**Task statement**:
Provide only the number of lines in the listing that contain the string "this".

**Data for processing**:
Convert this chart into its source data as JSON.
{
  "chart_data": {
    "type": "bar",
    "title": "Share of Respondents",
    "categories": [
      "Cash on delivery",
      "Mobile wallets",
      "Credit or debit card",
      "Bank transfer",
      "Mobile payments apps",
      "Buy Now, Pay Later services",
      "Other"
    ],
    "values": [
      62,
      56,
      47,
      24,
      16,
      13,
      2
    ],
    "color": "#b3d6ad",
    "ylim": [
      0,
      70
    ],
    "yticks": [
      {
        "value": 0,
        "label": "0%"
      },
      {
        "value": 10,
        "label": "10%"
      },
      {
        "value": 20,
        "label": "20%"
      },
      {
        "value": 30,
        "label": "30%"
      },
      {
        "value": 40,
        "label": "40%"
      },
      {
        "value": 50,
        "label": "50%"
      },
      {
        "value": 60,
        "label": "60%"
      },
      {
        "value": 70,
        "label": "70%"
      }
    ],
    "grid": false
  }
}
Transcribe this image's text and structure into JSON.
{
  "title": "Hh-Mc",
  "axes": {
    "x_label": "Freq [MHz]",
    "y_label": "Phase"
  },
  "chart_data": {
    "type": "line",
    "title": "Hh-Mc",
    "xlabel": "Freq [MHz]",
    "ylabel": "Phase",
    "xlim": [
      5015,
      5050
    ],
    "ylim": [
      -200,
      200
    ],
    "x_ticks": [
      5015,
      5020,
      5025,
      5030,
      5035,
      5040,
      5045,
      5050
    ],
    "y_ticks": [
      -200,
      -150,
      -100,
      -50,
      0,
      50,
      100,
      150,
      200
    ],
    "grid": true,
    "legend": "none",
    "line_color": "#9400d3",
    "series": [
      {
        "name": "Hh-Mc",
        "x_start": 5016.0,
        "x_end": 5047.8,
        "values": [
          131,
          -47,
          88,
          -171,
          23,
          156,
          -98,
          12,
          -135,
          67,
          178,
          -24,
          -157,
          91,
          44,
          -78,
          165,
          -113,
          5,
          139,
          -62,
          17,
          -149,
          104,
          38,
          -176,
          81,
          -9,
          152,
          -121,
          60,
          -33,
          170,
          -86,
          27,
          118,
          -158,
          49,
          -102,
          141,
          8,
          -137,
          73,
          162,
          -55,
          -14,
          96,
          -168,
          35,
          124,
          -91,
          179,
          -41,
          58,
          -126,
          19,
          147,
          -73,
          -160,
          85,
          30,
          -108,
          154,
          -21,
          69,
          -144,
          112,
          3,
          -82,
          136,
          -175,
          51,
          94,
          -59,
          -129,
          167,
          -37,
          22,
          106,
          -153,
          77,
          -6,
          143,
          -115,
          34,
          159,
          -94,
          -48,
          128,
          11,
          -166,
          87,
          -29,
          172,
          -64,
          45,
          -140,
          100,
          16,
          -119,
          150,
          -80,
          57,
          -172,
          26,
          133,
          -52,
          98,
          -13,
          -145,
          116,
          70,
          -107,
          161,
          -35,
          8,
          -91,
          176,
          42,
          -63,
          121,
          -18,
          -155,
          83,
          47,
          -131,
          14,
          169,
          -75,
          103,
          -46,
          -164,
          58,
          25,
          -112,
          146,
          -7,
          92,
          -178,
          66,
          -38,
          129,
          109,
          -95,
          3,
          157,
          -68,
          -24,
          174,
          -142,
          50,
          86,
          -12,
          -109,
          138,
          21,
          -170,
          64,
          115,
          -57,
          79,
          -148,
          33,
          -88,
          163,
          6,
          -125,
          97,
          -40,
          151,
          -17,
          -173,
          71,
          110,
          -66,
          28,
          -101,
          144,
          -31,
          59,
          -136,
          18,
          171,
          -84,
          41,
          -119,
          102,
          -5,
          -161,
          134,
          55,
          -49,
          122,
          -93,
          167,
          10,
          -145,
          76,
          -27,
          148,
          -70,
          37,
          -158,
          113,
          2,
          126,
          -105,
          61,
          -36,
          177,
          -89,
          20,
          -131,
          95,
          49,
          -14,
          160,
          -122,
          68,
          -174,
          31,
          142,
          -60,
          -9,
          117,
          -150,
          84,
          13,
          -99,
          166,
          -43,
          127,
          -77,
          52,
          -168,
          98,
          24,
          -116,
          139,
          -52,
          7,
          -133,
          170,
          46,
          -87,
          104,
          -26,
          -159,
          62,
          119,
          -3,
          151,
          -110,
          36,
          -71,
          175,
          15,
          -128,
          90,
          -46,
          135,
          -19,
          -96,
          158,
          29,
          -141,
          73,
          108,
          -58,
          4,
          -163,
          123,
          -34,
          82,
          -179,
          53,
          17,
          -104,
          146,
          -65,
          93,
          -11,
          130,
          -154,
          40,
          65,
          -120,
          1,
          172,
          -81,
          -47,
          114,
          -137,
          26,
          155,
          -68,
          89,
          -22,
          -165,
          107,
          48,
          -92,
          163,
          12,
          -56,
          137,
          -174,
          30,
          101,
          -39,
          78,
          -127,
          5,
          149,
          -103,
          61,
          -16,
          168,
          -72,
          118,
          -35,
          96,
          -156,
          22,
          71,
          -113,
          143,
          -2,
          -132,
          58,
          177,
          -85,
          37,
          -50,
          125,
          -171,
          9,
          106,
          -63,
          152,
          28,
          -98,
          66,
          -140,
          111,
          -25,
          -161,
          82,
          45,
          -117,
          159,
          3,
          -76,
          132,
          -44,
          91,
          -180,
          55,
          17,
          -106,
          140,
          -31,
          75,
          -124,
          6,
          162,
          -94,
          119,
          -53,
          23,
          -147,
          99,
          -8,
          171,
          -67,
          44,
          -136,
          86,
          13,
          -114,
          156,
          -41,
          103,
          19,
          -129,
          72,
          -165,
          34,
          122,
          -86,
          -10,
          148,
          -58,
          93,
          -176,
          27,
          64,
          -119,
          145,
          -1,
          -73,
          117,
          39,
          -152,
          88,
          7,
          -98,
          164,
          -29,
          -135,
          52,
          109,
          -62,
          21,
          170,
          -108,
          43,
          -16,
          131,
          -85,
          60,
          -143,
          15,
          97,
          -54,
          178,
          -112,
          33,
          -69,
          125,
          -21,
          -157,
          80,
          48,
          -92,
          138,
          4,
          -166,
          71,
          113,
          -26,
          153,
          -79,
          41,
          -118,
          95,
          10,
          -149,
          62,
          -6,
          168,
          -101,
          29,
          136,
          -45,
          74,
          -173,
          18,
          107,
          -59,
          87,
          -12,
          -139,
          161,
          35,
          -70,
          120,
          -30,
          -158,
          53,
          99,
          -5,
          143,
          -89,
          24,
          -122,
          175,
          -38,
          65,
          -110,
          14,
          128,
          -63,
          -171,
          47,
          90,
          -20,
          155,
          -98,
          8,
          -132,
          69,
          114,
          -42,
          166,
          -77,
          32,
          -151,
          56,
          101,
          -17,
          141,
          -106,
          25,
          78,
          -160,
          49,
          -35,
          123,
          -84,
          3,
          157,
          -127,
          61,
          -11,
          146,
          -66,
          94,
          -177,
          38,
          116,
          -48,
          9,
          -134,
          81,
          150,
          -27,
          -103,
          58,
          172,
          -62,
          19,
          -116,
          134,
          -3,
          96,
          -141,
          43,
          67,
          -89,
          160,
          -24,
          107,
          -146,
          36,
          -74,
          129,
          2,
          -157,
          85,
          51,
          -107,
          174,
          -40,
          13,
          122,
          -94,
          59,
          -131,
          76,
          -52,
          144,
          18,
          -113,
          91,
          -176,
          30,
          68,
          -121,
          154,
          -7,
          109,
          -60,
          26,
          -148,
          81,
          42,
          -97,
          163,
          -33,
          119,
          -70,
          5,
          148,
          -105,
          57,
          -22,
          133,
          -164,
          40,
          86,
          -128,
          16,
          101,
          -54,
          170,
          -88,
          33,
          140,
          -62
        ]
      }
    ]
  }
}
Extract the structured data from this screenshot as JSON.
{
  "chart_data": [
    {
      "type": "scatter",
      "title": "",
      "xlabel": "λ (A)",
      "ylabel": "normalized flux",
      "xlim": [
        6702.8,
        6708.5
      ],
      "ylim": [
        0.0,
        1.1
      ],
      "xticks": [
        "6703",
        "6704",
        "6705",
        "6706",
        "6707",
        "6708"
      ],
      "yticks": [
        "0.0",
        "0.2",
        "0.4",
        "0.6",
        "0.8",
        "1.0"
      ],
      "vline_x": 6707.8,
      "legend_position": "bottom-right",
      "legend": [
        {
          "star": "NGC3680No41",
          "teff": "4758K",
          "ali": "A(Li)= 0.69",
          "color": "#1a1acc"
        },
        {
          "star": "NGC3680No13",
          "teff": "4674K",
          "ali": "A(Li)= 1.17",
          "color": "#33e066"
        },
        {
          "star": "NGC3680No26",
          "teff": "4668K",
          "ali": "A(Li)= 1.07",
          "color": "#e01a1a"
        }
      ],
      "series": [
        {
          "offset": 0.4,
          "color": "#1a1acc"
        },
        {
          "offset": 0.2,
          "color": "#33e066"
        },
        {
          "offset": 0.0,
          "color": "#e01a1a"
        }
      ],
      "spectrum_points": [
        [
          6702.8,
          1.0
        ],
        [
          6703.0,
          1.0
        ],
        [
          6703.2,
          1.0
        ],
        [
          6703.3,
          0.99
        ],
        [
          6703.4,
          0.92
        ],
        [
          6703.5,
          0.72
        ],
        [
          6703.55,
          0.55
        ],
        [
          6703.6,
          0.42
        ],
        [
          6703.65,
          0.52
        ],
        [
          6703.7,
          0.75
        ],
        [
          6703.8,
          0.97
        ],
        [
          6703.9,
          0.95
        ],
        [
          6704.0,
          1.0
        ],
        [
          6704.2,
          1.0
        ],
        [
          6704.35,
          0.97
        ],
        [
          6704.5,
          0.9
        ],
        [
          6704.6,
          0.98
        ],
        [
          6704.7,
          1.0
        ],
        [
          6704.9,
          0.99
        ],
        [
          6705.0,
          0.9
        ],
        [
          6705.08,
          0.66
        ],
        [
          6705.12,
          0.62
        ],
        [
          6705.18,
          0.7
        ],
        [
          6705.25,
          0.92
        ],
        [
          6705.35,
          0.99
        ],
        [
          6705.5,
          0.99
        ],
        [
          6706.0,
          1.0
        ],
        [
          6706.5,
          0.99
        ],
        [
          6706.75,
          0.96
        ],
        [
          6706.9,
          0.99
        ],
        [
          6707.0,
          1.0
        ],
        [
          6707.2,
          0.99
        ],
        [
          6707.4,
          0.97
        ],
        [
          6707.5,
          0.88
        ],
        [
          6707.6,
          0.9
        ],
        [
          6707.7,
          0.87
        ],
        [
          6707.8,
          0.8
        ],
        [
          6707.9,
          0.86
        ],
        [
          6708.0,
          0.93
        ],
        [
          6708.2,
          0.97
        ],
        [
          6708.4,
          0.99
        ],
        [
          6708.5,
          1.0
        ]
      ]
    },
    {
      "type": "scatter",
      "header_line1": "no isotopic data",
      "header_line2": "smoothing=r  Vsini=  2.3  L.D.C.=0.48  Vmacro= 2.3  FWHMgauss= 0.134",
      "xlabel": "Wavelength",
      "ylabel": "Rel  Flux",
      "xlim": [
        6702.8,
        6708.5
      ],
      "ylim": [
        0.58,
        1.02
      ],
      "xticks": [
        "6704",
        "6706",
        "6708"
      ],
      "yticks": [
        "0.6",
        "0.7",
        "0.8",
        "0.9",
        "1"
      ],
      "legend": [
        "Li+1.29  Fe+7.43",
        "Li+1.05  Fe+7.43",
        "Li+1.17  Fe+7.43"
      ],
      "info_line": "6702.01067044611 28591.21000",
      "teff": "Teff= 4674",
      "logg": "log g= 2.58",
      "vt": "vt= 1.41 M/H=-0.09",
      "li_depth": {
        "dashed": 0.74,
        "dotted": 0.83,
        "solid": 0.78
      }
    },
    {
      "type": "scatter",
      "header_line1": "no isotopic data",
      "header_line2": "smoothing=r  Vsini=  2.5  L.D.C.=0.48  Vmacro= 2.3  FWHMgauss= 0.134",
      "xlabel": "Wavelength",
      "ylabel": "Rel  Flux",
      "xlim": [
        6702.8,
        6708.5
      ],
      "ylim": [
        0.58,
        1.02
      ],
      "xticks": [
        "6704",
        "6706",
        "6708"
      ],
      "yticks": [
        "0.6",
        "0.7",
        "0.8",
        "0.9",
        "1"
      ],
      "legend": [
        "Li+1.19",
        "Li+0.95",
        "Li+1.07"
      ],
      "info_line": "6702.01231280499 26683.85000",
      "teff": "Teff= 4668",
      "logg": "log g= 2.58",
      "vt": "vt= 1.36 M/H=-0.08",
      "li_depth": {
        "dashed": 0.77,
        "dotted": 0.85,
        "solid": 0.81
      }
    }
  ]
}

**Final result**:
3